Stored entries
§
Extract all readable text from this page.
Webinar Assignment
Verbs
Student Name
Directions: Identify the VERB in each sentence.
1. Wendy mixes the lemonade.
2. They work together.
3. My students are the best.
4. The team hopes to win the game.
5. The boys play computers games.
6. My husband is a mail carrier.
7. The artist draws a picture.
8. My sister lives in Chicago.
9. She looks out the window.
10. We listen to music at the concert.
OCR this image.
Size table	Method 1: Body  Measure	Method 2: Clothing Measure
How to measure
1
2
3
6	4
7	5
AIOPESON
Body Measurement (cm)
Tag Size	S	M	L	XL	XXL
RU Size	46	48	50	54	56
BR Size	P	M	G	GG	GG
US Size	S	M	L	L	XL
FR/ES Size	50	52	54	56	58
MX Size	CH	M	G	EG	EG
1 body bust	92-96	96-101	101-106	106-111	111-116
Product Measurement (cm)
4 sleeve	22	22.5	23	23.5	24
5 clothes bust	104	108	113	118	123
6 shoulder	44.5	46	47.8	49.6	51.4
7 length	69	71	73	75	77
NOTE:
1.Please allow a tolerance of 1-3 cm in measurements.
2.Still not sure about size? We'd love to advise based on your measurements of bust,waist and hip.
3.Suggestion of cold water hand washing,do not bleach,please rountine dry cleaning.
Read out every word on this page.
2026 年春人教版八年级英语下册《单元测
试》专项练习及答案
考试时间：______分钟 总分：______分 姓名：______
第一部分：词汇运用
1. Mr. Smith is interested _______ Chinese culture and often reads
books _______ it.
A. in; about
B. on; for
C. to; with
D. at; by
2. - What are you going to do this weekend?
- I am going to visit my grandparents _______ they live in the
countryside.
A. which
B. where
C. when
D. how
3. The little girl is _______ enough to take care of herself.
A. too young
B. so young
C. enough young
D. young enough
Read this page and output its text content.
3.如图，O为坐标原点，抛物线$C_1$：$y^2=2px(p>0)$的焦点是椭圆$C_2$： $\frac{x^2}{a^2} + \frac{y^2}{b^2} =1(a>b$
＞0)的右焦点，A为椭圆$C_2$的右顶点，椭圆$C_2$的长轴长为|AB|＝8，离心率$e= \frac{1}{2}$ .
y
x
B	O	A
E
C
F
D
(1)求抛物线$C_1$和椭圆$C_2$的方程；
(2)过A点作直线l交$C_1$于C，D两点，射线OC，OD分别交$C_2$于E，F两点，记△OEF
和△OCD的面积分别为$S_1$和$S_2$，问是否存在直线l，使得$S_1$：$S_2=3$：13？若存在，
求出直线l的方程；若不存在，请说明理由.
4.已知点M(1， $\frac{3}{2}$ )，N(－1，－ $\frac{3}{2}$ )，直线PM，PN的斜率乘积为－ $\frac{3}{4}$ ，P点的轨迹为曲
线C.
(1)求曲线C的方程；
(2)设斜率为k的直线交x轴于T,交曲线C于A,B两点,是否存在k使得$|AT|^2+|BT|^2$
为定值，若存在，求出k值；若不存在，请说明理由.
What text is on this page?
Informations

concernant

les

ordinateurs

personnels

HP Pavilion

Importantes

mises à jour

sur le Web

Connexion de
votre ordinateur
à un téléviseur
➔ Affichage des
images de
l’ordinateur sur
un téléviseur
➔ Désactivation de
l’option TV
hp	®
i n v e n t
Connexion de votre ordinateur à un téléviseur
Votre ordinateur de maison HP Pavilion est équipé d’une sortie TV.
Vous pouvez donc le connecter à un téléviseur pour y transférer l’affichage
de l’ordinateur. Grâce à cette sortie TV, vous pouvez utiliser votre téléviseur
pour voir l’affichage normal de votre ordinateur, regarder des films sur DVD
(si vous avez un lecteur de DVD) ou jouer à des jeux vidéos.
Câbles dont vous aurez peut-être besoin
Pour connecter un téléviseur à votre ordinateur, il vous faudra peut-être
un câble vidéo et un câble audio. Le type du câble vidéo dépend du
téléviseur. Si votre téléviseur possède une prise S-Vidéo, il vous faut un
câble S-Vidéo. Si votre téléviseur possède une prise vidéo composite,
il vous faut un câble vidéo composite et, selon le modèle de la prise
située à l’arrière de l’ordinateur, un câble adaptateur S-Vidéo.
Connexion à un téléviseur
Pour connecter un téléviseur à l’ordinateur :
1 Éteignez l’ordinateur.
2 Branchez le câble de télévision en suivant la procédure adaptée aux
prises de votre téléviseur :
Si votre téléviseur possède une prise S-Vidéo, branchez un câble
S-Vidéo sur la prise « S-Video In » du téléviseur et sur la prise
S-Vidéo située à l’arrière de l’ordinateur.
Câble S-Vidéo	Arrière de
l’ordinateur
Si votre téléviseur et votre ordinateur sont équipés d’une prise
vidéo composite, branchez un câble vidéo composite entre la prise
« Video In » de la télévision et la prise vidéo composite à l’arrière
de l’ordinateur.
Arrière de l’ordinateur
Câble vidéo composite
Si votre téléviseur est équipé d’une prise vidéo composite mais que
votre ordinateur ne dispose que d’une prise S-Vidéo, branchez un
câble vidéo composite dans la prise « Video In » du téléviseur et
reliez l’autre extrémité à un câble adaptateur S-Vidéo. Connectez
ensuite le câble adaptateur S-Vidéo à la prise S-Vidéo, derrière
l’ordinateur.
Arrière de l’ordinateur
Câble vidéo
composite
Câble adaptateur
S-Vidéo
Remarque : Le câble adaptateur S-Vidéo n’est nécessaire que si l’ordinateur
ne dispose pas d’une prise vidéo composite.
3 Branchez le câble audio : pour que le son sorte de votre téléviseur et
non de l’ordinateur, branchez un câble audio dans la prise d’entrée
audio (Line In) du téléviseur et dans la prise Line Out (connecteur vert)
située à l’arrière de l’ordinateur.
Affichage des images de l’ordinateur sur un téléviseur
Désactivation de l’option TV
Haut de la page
§
- [Exercise description]
Quote each line of the data above exactly as written.

- [Correct response]
Extract all readable text from this page.
Webinar Assignment
Verbs
Student Name
Directions: Identify the VERB in each sentence.
1. Wendy mixes the lemonade.
2. They work together.
3. My students are the best.
4. The team hopes to win the game.
5. The boys play computers games.
6. My husband is a mail carrier.
7. The artist draws a picture.
8. My sister lives in Chicago.
9. She looks out the window.
10. We listen to music at the concert.
OCR this image.
Size table	Method 1: Body  Measure	Method 2: Clothing Measure
How to measure
1
2
3
6	4
7	5
AIOPESON
Body Measurement (cm)
Tag Size	S	M	L	XL	XXL
RU Size	46	48	50	54	56
BR Size	P	M	G	GG	GG
US Size	S	M	L	L	XL
FR/ES Size	50	52	54	56	58
MX Size	CH	M	G	EG	EG
1 body bust	92-96	96-101	101-106	106-111	111-116
Product Measurement (cm)
4 sleeve	22	22.5	23	23.5	24
5 clothes bust	104	108	113	118	123
6 shoulder	44.5	46	47.8	49.6	51.4
7 length	69	71	73	75	77
NOTE:
1.Please allow a tolerance of 1-3 cm in measurements.
2.Still not sure about size? We'd love to advise based on your measurements of bust,waist and hip.
3.Suggestion of cold water hand washing,do not bleach,please rountine dry cleaning.
Read out every word on this page.
2026 年春人教版八年级英语下册《单元测
试》专项练习及答案
考试时间：______分钟 总分：______分 姓名：______
第一部分：词汇运用
1. Mr. Smith is interested _______ Chinese culture and often reads
books _______ it.
A. in; about
B. on; for
C. to; with
D. at; by
2. - What are you going to do this weekend?
- I am going to visit my grandparents _______ they live in the
countryside.
A. which
B. where
C. when
D. how
3. The little girl is _______ enough to take care of herself.
A. too young
B. so young
C. enough young
D. young enough
Read this page and output its text content.
3.如图，O为坐标原点，抛物线$C_1$：$y^2=2px(p>0)$的焦点是椭圆$C_2$： $\frac{x^2}{a^2} + \frac{y^2}{b^2} =1(a>b$
＞0)的右焦点，A为椭圆$C_2$的右顶点，椭圆$C_2$的长轴长为|AB|＝8，离心率$e= \frac{1}{2}$ .
y
x
B	O	A
E
C
F
D
(1)求抛物线$C_1$和椭圆$C_2$的方程；
(2)过A点作直线l交$C_1$于C，D两点，射线OC，OD分别交$C_2$于E，F两点，记△OEF
和△OCD的面积分别为$S_1$和$S_2$，问是否存在直线l，使得$S_1$：$S_2=3$：13？若存在，
求出直线l的方程；若不存在，请说明理由.
4.已知点M(1， $\frac{3}{2}$ )，N(－1，－ $\frac{3}{2}$ )，直线PM，PN的斜率乘积为－ $\frac{3}{4}$ ，P点的轨迹为曲
线C.
(1)求曲线C的方程；
(2)设斜率为k的直线交x轴于T,交曲线C于A,B两点,是否存在k使得$|AT|^2+|BT|^2$
为定值，若存在，求出k值；若不存在，请说明理由.
What text is on this page?
Informations

concernant

les

ordinateurs

personnels

HP Pavilion

Importantes

mises à jour

sur le Web

Connexion de
votre ordinateur
à un téléviseur
➔ Affichage des
images de
l’ordinateur sur
un téléviseur
➔ Désactivation de
l’option TV
hp	®
i n v e n t
Connexion de votre ordinateur à un téléviseur
Votre ordinateur de maison HP Pavilion est équipé d’une sortie TV.
Vous pouvez donc le connecter à un téléviseur pour y transférer l’affichage
de l’ordinateur. Grâce à cette sortie TV, vous pouvez utiliser votre téléviseur
pour voir l’affichage normal de votre ordinateur, regarder des films sur DVD
(si vous avez un lecteur de DVD) ou jouer à des jeux vidéos.
Câbles dont vous aurez peut-être besoin
Pour connecter un téléviseur à votre ordinateur, il vous faudra peut-être
un câble vidéo et un câble audio. Le type du câble vidéo dépend du
téléviseur. Si votre téléviseur possède une prise S-Vidéo, il vous faut un
câble S-Vidéo. Si votre téléviseur possède une prise vidéo composite,
il vous faut un câble vidéo composite et, selon le modèle de la prise
située à l’arrière de l’ordinateur, un câble adaptateur S-Vidéo.
Connexion à un téléviseur
Pour connecter un téléviseur à l’ordinateur :
1 Éteignez l’ordinateur.
2 Branchez le câble de télévision en suivant la procédure adaptée aux
prises de votre téléviseur :
Si votre téléviseur possède une prise S-Vidéo, branchez un câble
S-Vidéo sur la prise « S-Video In » du téléviseur et sur la prise
S-Vidéo située à l’arrière de l’ordinateur.
Câble S-Vidéo	Arrière de
l’ordinateur
Si votre téléviseur et votre ordinateur sont équipés d’une prise
vidéo composite, branchez un câble vidéo composite entre la prise
« Video In » de la télévision et la prise vidéo composite à l’arrière
de l’ordinateur.
Arrière de l’ordinateur
Câble vidéo composite
Si votre téléviseur est équipé d’une prise vidéo composite mais que
votre ordinateur ne dispose que d’une prise S-Vidéo, branchez un
câble vidéo composite dans la prise « Video In » du téléviseur et
reliez l’autre extrémité à un câble adaptateur S-Vidéo. Connectez
ensuite le câble adaptateur S-Vidéo à la prise S-Vidéo, derrière
l’ordinateur.
Arrière de l’ordinateur
Câble vidéo
composite
Câble adaptateur
S-Vidéo
Remarque : Le câble adaptateur S-Vidéo n’est nécessaire que si l’ordinateur
ne dispose pas d’une prise vidéo composite.
3 Branchez le câble audio : pour que le son sorte de votre téléviseur et
non de l’ordinateur, branchez un câble audio dans la prise d’entrée
audio (Line In) du téléviseur et dans la prise Line Out (connecteur vert)
située à l’arrière de l’ordinateur.
Affichage des images de l’ordinateur sur un téléviseur
Désactivation de l’option TV
Haut de la page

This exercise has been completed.